• PROBLEM DESCRIPTION: All of the material below is to be repeated exactly.

* * * * * * * * *

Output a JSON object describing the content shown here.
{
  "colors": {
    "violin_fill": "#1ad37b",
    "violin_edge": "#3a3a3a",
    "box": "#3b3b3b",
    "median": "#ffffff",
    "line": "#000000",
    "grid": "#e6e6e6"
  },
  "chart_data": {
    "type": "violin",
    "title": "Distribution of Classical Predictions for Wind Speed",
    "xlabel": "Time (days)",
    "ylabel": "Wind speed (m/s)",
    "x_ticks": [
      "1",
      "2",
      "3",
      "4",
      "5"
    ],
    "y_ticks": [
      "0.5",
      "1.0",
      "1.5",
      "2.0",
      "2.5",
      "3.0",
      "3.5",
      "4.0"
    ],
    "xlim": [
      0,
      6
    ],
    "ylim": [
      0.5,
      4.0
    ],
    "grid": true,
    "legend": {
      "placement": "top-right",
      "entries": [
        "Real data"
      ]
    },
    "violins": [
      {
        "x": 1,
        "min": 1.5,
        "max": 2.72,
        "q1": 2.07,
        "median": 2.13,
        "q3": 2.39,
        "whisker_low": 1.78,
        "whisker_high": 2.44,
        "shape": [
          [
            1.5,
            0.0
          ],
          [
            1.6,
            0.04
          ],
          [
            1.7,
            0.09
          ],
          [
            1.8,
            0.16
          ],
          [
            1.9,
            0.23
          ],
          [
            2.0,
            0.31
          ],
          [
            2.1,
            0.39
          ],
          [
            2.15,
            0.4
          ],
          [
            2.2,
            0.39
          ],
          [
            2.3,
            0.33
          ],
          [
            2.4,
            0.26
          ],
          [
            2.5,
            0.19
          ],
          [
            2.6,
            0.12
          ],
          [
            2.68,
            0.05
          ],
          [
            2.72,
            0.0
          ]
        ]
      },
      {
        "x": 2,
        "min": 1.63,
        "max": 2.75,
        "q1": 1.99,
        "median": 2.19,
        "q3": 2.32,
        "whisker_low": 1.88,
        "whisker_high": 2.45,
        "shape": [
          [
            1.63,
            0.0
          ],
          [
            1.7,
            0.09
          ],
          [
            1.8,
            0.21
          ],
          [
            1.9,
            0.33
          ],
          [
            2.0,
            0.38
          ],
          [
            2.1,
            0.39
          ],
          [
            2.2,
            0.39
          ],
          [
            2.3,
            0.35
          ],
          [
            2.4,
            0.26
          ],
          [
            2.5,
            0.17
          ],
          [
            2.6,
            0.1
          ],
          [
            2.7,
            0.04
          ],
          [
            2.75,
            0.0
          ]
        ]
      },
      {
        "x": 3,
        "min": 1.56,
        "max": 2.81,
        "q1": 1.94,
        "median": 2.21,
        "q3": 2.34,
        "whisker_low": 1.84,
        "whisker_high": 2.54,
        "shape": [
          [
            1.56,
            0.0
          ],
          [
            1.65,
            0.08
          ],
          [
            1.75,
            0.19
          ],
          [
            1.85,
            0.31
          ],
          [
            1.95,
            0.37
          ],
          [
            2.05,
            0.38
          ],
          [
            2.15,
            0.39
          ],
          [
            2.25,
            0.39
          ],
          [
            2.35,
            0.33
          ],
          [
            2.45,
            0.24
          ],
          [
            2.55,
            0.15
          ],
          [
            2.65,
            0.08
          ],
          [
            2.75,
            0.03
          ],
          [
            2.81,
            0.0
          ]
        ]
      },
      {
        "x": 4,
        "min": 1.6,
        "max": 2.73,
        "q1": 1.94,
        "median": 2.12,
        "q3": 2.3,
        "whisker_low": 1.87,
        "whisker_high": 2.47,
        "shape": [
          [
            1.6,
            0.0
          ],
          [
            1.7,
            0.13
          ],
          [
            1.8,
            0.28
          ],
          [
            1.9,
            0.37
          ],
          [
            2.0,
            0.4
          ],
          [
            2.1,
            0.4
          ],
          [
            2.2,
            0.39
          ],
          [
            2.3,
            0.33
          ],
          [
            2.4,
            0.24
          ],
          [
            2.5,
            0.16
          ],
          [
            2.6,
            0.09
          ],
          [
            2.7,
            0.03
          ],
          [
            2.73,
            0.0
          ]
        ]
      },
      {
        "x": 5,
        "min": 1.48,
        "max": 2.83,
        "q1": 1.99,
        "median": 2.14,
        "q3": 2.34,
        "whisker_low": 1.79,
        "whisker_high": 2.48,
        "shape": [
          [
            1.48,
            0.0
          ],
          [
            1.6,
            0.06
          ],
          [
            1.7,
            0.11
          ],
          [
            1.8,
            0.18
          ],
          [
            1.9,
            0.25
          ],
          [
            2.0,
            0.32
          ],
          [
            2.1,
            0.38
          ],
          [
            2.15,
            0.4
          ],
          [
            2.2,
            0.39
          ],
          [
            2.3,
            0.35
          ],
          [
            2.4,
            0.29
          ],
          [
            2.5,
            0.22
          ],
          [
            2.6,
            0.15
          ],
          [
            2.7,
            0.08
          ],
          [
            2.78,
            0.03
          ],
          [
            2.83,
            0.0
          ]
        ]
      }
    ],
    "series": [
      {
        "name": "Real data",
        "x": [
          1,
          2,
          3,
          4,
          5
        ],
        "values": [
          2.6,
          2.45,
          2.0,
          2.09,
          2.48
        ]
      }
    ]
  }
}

* * * * * * * * *

• SOLUTION:
Output a JSON object describing the content shown here.
{
  "colors": {
    "violin_fill": "#1ad37b",
    "violin_edge": "#3a3a3a",
    "box": "#3b3b3b",
    "median": "#ffffff",
    "line": "#000000",
    "grid": "#e6e6e6"
  },
  "chart_data": {
    "type": "violin",
    "title": "Distribution of Classical Predictions for Wind Speed",
    "xlabel": "Time (days)",
    "ylabel": "Wind speed (m/s)",
    "x_ticks": [
      "1",
      "2",
      "3",
      "4",
      "5"
    ],
    "y_ticks": [
      "0.5",
      "1.0",
      "1.5",
      "2.0",
      "2.5",
      "3.0",
      "3.5",
      "4.0"
    ],
    "xlim": [
      0,
      6
    ],
    "ylim": [
      0.5,
      4.0
    ],
    "grid": true,
    "legend": {
      "placement": "top-right",
      "entries": [
        "Real data"
      ]
    },
    "violins": [
      {
        "x": 1,
        "min": 1.5,
        "max": 2.72,
        "q1": 2.07,
        "median": 2.13,
        "q3": 2.39,
        "whisker_low": 1.78,
        "whisker_high": 2.44,
        "shape": [
          [
            1.5,
            0.0
          ],
          [
            1.6,
            0.04
          ],
          [
            1.7,
            0.09
          ],
          [
            1.8,
            0.16
          ],
          [
            1.9,
            0.23
          ],
          [
            2.0,
            0.31
          ],
          [
            2.1,
            0.39
          ],
          [
            2.15,
            0.4
          ],
          [
            2.2,
            0.39
          ],
          [
            2.3,
            0.33
          ],
          [
            2.4,
            0.26
          ],
          [
            2.5,
            0.19
          ],
          [
            2.6,
            0.12
          ],
          [
            2.68,
            0.05
          ],
          [
            2.72,
            0.0
          ]
        ]
      },
      {
        "x": 2,
        "min": 1.63,
        "max": 2.75,
        "q1": 1.99,
        "median": 2.19,
        "q3": 2.32,
        "whisker_low": 1.88,
        "whisker_high": 2.45,
        "shape": [
          [
            1.63,
            0.0
          ],
          [
            1.7,
            0.09
          ],
          [
            1.8,
            0.21
          ],
          [
            1.9,
            0.33
          ],
          [
            2.0,
            0.38
          ],
          [
            2.1,
            0.39
          ],
          [
            2.2,
            0.39
          ],
          [
            2.3,
            0.35
          ],
          [
            2.4,
            0.26
          ],
          [
            2.5,
            0.17
          ],
          [
            2.6,
            0.1
          ],
          [
            2.7,
            0.04
          ],
          [
            2.75,
            0.0
          ]
        ]
      },
      {
        "x": 3,
        "min": 1.56,
        "max": 2.81,
        "q1": 1.94,
        "median": 2.21,
        "q3": 2.34,
        "whisker_low": 1.84,
        "whisker_high": 2.54,
        "shape": [
          [
            1.56,
            0.0
          ],
          [
            1.65,
            0.08
          ],
          [
            1.75,
            0.19
          ],
          [
            1.85,
            0.31
          ],
          [
            1.95,
            0.37
          ],
          [
            2.05,
            0.38
          ],
          [
            2.15,
            0.39
          ],
          [
            2.25,
            0.39
          ],
          [
            2.35,
            0.33
          ],
          [
            2.45,
            0.24
          ],
          [
            2.55,
            0.15
          ],
          [
            2.65,
            0.08
          ],
          [
            2.75,
            0.03
          ],
          [
            2.81,
            0.0
          ]
        ]
      },
      {
        "x": 4,
        "min": 1.6,
        "max": 2.73,
        "q1": 1.94,
        "median": 2.12,
        "q3": 2.3,
        "whisker_low": 1.87,
        "whisker_high": 2.47,
        "shape": [
          [
            1.6,
            0.0
          ],
          [
            1.7,
            0.13
          ],
          [
            1.8,
            0.28
          ],
          [
            1.9,
            0.37
          ],
          [
            2.0,
            0.4
          ],
          [
            2.1,
            0.4
          ],
          [
            2.2,
            0.39
          ],
          [
            2.3,
            0.33
          ],
          [
            2.4,
            0.24
          ],
          [
            2.5,
            0.16
          ],
          [
            2.6,
            0.09
          ],
          [
            2.7,
            0.03
          ],
          [
            2.73,
            0.0
          ]
        ]
      },
      {
        "x": 5,
        "min": 1.48,
        "max": 2.83,
        "q1": 1.99,
        "median": 2.14,
        "q3": 2.34,
        "whisker_low": 1.79,
        "whisker_high": 2.48,
        "shape": [
          [
            1.48,
            0.0
          ],
          [
            1.6,
            0.06
          ],
          [
            1.7,
            0.11
          ],
          [
            1.8,
            0.18
          ],
          [
            1.9,
            0.25
          ],
          [
            2.0,
            0.32
          ],
          [
            2.1,
            0.38
          ],
          [
            2.15,
            0.4
          ],
          [
            2.2,
            0.39
          ],
          [
            2.3,
            0.35
          ],
          [
            2.4,
            0.29
          ],
          [
            2.5,
            0.22
          ],
          [
            2.6,
            0.15
          ],
          [
            2.7,
            0.08
          ],
          [
            2.78,
            0.03
          ],
          [
            2.83,
            0.0
          ]
        ]
      }
    ],
    "series": [
      {
        "name": "Real data",
        "x": [
          1,
          2,
          3,
          4,
          5
        ],
        "values": [
          2.6,
          2.45,
          2.0,
          2.09,
          2.48
        ]
      }
    ]
  }
}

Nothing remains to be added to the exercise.